**Passage du texte**

#####

Toutes les campagnes de publicité citées sont-elles signées BETC ?
En majeure partie mais je n'ai pas fait de tri dans mes choix. Quand je bosse, je vois des campagnes un peu partout... dans la rue, sur mon téléphone... Je me suis dit, gardons le côté un peu subjectif et mélangeons avec des campagnes que je vois. Donc, je n'ai pas opté pour une vision propriétaire du métier.
Quel regard portez-vous sur l'évolution de la publicité au sein de la société ?
Ma longue expérience me fait dire que, contrairement à ce que l'on peut penser, c'est un métier très proche des gens, loin de l'idée reçue selon laquelle la publicité assènerait des vérités venues de nulle part pour manipuler, etc. C'est le contraire de ça. C'est un métier où il y a énormément d'études, d'écoutes et d'essais pour comprendre ce que les gens, les différentes communautés, ont dans la tête. C'est la face immergée de la publicité. On ne peut pas espérer faire un bon message, parler correctement aux gens si on ne les comprend pas, si on ne les écoute pas. C'est très sérieux et c'est ça qui fait la bonne pub. D'ailleurs, j'ai eu la chance de travailler avec les plus grandes marques qui avaient l'obligation d'être à l'écoute. Par exemple, Leclerc. Si on n'est pas au plus proche de ce que vivent les gens et notamment ces dernières années sur des problèmes liés au pouvoir d'achat, on ne peut pas bien réagir. Aussi, à l'agence, nous sommes sans arrêt à l'écoute, comme avec un stéthoscope que l'on mettrait sur le coeur de la société ou des gens pour pouvoir les accompagner. Autre exemple, Citroën. Le débat qui agite le marché est lié à l'électricité et au fait que ce soit trop cher. Donc, nous travaillons des campagnes autour d'une voiture qui est vendue à moins de 20 000 euros, ce qui constitue une petite révolution.
Quel est l'ADN, l'esprit de BETC dans la galaxie des agences de pub ? Publicis, de son côté, revendique un « esprit challenger »...
Je dirais l'invention. On est confronté à de tels changements rapides, et ça se confirme tous les jours un peu plus, que si l'on n'est pas capable d'inventer des nouveaux usages de la technique, des nouveaux modes d'expression, d'aller chercher des nouveaux réalisateurs, le sujet étant d'émerger dans un monde saturé de messages, on ne peut pas trouver de bonnes idées. Idée et invention sont dans l'ADN de BETC. Et je pense que c'est salutaire aujourd'hui. Surtout à une époque où le déferlement technique devient un sujet qui cache un peu le vrai sujet, à savoir comment vraiment toucher les gens, leur parler joliment, poliment... Il y a mille manières.

#####

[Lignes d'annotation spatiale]
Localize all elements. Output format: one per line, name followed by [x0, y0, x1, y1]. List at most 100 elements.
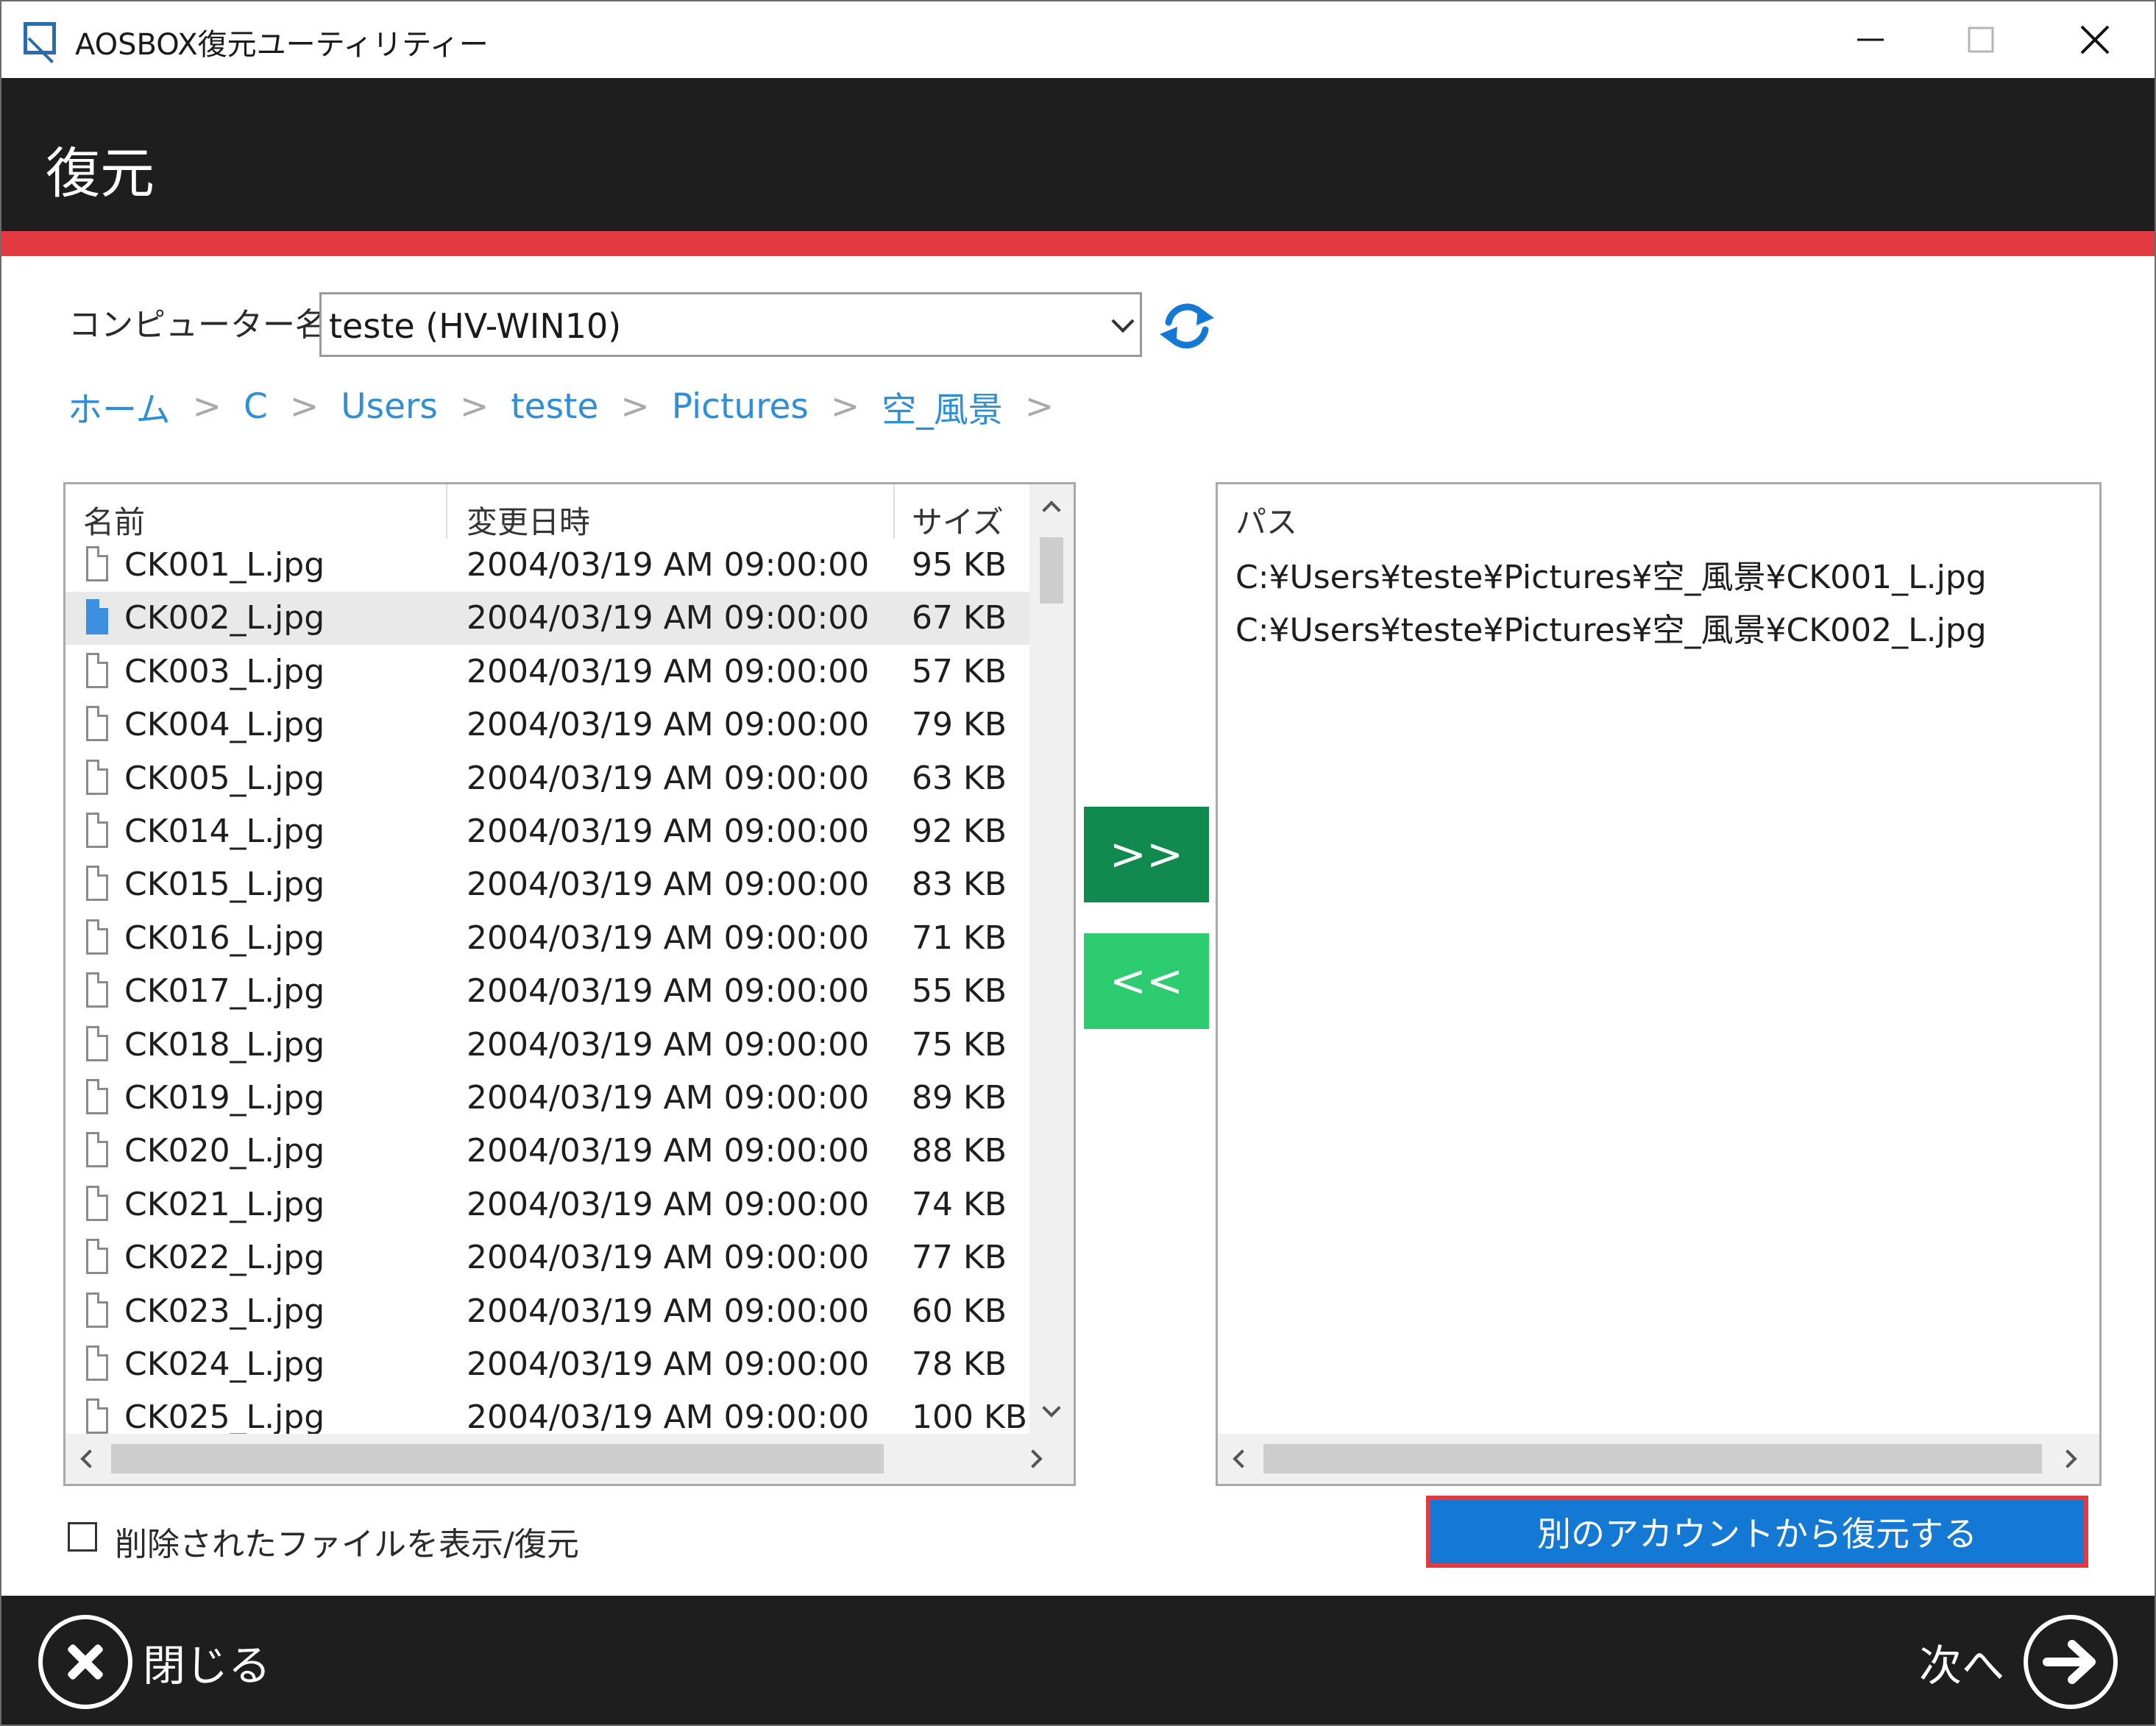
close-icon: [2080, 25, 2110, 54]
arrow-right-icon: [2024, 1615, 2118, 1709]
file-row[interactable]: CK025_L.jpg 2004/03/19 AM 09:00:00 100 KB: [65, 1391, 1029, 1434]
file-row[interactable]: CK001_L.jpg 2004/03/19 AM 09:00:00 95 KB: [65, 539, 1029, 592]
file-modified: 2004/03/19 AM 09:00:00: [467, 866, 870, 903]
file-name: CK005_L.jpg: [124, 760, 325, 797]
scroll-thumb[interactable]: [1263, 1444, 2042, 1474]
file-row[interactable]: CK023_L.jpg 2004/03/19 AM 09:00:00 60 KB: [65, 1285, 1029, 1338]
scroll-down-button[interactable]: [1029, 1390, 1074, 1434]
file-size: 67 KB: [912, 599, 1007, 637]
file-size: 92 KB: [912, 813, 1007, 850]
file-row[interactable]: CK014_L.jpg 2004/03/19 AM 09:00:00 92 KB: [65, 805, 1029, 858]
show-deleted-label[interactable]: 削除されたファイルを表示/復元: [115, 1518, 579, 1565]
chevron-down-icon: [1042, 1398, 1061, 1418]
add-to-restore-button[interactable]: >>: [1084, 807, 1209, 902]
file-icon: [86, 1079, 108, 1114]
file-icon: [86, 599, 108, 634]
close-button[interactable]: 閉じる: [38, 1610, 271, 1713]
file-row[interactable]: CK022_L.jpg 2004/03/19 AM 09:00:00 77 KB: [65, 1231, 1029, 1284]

#####

**Consigne**
Prolongez l'entretien sur la publicité à partir de sa dernière phrase, dans le même registre. Les lignes ci-dessus n'ont aucun lien avec l'entretien sur la publicité.

**Corrigé**
Les annonceurs sont-ils, selon vous, suffisamment courageux dans leurs campagnes ?
Je parlerais plus d'ambition que de courage, dans la mesure où, je pense que la communication, est un actif extraordinaire dans une entreprise pour les marques. C'est un actif aussi tangible que le produit lui-même. Ce qui compte, c'est la façon dont on en parle. Et j'aime bien sentir que les annonceurs ont une ambition maximum sur les sujets qu'ils nous confient. Quelquefois, ce n'est pas toujours le cas, sans doute parce qu'ils ne se rendent pas compte de l'outil qu'ils ont à disposition - par manque de lucidité - qui peut les emmener beaucoup plus loin que ce qu'ils imaginent. C'est notre savoir-faire.
À quelles marques rendez-vous hommage dans votre livre ?
Je n'ai pas trié, mon livre n'est pas un concours de beauté... mais c'est vrai qu'il y a des marques avec lesquelles on a fait du chemin. Lacoste est une marque très intéressante parce qu'elle est en mouvement. C'est une très grande marque. On n'est pas encore dans la « big brand » à l'américaine, mais on n'est pas loin et c'est une marque française. C'est hyper intéressant avec un positionnement qui se situe un cran au dessous de l'univers du luxe, quelquefois très cher. Même pour les gens qui ont beaucoup d'argent, le luxe devient un peu cher. Et donc, les marques premium sont très bien placées. BETC accompagne la stratégie de Lacoste en essayant de trouver à chaque fois l'expression la plus forte du mouvement qu'elle est en train d'opérer. Sentir, prédire, accompagner, voir... C'est une marque qui agrège des publics complètement différents qui ne se rencontreraient jamais dans la vie. Sauf dans nos publicités, saluées d'ailleurs dans l'univers, si clivant, de la mode. Il n'y a pas beaucoup de marques qui peuvent avoir cette puissance-là. Puis, nous avons iconisé le crocodile - mondialement connu - de manière assez spectaculaire. C'est un travail au plus près de la marque pour la faire évoluer.
Quelles sont vos sources d'inspiration pour rester en éveil sur le monde et ses transformations ?
On me pose souvent cette question. Ce que j'aime dans la pub, c'est qu'elle s'inspire de la rue ou l'équivalent de la rue maintenant, à savoir internet. Ces endroits où tout se mélange. Il suffit de regarder les gens, comment ils s'habillent, comment ils se parlent, comment ils se déplacent. Je n'ai pas de source d'inspiration plus précise. D'ailleurs, la bonne création publicitaire n'est jamais inspirée par un canal de prédilection. Ce ne sont jamais les goûts personnels qui orientent nos choix, mais plutôt des inputs, une capacité de synthèse de nombreux sujets. Comme mon livre, on peut le trouver dans de nombreux rayons des librairies : culture, art, économie, société, média...
Comment votre livre est-il accueilli ?
Je ne m'y attendais pas, nous allons lancer la troisième édition du livre, qui sera prête pour les Cannes Lions en juin prochain. Une version américaine sortira en en septembre. Il a été très bien accueilli et de plein de manières différentes. Les publicitaires saluent un livre qui raconte enfin ce métier méconnu.
*BETC a été élue 30 ans plus tard, agence la plus créative du monde au classement World Advertising Research Center (WARC)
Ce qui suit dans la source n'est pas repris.